> **Task brief**: Identify and copy all lines of the material where the string "series" is found.

> **Records provided**:
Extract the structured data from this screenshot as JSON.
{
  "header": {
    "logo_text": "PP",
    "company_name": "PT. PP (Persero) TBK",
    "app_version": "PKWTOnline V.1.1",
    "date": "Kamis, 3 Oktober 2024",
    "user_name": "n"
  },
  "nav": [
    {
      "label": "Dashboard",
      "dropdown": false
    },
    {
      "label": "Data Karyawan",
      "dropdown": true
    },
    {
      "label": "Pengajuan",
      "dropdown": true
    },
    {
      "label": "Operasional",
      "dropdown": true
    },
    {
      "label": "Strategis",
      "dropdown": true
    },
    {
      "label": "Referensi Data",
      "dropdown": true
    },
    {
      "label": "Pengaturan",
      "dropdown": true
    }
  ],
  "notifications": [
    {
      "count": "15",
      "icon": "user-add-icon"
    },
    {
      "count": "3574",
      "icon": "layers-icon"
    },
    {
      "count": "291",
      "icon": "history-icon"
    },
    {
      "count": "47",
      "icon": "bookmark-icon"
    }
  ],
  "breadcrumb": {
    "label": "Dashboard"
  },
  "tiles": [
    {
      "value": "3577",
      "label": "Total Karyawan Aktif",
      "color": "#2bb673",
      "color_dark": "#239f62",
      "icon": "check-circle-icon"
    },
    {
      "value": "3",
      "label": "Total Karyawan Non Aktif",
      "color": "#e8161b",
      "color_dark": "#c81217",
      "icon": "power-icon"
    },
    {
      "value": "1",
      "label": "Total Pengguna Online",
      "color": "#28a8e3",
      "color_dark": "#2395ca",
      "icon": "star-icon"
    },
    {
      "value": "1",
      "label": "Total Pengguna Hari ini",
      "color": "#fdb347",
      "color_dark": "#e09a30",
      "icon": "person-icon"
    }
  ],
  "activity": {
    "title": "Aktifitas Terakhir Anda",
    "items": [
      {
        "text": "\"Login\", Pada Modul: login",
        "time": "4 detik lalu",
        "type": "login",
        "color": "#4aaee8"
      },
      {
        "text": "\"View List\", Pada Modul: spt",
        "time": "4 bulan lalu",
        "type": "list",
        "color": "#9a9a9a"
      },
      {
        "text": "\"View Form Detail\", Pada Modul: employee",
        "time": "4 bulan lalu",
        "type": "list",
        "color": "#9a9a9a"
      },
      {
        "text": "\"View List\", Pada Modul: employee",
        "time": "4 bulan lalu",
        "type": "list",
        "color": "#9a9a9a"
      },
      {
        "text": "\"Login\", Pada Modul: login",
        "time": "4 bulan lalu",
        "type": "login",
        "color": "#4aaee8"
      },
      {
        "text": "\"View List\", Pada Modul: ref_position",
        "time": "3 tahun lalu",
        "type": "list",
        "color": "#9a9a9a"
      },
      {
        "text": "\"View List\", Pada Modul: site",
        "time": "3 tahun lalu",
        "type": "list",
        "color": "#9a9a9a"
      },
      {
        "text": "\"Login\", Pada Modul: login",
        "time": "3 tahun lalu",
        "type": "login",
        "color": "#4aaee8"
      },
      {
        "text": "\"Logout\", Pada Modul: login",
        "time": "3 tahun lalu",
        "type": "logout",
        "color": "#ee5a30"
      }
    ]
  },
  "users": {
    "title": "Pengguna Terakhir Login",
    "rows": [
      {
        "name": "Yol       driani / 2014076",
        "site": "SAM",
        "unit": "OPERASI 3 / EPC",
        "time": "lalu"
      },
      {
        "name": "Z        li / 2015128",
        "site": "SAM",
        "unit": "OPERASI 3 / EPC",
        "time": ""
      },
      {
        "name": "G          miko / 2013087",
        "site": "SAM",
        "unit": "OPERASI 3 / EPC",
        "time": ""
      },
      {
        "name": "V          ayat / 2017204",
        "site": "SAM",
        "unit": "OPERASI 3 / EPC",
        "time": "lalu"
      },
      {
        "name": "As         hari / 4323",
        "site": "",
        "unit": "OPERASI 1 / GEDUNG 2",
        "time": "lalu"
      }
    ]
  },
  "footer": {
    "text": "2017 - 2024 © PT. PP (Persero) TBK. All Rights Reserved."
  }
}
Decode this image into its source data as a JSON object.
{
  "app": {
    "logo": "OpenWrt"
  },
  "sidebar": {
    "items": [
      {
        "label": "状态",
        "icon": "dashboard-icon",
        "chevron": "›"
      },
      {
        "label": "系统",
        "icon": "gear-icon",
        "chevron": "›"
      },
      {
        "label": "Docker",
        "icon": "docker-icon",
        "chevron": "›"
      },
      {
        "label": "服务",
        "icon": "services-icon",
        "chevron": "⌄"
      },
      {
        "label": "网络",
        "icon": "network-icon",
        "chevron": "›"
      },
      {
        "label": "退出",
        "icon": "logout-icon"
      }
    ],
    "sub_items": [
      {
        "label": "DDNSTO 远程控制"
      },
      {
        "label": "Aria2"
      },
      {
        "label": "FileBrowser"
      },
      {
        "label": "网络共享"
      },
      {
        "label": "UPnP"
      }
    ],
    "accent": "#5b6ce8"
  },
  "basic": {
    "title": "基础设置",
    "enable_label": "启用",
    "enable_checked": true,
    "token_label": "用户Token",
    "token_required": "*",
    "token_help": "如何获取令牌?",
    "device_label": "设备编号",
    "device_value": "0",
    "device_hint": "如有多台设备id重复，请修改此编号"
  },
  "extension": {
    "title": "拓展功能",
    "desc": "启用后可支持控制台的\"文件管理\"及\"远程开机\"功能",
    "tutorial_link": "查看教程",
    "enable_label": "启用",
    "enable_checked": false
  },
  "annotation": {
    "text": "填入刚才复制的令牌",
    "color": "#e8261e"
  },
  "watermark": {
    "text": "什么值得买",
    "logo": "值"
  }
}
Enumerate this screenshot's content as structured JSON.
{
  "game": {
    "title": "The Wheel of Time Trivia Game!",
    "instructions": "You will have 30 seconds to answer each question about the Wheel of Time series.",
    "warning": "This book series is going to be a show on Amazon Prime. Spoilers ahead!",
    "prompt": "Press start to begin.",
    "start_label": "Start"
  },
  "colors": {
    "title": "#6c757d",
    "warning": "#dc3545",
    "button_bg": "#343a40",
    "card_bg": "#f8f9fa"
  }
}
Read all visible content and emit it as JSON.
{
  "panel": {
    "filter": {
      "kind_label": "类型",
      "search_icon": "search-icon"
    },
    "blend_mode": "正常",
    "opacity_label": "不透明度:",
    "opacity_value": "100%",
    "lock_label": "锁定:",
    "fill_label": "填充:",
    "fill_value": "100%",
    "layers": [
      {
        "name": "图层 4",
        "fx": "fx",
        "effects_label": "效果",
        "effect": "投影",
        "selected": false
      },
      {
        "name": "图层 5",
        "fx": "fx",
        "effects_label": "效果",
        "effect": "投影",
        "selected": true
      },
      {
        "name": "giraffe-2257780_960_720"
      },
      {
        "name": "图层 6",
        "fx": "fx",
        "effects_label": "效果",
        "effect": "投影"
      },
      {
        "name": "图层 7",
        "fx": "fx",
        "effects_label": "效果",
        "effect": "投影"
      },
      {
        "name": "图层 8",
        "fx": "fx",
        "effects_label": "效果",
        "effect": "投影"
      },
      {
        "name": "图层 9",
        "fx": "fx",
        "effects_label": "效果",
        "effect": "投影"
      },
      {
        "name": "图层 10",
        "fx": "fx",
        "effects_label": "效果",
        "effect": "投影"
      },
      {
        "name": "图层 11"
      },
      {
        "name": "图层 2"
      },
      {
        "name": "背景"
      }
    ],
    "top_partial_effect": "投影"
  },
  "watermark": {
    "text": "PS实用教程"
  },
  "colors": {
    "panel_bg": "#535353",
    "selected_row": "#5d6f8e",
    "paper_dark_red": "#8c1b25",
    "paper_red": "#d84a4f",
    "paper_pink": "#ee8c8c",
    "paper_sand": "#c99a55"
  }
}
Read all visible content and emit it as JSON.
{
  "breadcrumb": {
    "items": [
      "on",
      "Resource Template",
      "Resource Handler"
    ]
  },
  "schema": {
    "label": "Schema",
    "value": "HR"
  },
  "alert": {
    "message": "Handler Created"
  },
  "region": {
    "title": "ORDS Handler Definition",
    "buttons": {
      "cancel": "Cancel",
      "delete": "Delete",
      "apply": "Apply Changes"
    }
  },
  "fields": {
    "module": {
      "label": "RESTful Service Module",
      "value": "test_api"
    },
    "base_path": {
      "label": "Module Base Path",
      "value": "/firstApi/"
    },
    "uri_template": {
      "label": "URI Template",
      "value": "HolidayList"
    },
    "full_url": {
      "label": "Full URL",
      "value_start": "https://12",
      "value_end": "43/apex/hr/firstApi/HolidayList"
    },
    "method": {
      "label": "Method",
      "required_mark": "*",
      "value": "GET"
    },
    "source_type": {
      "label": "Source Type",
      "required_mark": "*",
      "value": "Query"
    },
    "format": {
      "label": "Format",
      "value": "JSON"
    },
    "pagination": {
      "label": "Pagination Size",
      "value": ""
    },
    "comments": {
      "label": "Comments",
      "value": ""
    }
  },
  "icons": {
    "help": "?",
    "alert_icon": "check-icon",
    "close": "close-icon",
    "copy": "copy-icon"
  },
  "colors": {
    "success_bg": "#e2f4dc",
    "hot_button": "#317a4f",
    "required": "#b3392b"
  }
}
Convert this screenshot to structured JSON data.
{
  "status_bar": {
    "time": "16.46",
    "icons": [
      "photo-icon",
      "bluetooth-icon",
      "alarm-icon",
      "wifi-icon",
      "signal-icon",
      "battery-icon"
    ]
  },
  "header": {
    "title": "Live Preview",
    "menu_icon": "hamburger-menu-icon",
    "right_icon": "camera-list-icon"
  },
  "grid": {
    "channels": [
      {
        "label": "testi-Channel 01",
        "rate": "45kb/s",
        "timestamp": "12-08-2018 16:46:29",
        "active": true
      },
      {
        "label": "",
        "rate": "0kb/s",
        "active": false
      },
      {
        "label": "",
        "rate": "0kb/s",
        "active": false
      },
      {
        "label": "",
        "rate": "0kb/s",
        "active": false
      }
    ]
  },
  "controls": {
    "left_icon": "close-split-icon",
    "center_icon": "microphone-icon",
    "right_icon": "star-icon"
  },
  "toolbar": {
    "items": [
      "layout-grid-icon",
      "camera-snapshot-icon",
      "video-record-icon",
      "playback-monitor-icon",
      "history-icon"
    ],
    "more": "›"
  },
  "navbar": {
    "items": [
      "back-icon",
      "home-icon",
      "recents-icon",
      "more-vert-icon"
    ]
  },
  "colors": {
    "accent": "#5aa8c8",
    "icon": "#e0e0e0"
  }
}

> **In response**:
    "instructions": "You will have 30 seconds to answer each question about the Wheel of Time series.",
    "warning": "This book series is going to be a show on Amazon Prime. Spoilers ahead!",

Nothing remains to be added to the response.